Required task: In the material below, find every line with "JSON" and pull it out.

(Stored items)
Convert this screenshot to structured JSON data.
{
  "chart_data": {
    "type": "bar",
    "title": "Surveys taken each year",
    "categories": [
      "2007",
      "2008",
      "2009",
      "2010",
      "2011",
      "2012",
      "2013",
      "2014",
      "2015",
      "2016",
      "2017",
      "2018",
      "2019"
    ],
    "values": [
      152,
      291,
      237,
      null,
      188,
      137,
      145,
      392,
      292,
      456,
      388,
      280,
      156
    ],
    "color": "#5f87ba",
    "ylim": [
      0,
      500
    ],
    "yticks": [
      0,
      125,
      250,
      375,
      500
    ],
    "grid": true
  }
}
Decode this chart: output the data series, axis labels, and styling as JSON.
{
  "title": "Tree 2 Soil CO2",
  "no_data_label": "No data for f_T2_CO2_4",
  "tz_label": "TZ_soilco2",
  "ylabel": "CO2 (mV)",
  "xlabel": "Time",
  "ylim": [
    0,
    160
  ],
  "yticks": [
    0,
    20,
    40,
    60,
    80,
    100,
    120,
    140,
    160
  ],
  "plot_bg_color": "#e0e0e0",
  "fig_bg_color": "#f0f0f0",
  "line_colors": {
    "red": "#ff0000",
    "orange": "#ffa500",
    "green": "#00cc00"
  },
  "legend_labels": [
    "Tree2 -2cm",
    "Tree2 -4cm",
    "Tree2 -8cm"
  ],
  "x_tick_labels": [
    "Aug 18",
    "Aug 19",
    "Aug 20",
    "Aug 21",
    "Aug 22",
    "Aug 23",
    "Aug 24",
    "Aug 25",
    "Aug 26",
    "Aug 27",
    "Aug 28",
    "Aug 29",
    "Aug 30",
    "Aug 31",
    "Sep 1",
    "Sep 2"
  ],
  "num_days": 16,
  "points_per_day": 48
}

Solution for this problem:
Convert this screenshot to structured JSON data.
Decode this chart: output the data series, axis labels, and styling as JSON.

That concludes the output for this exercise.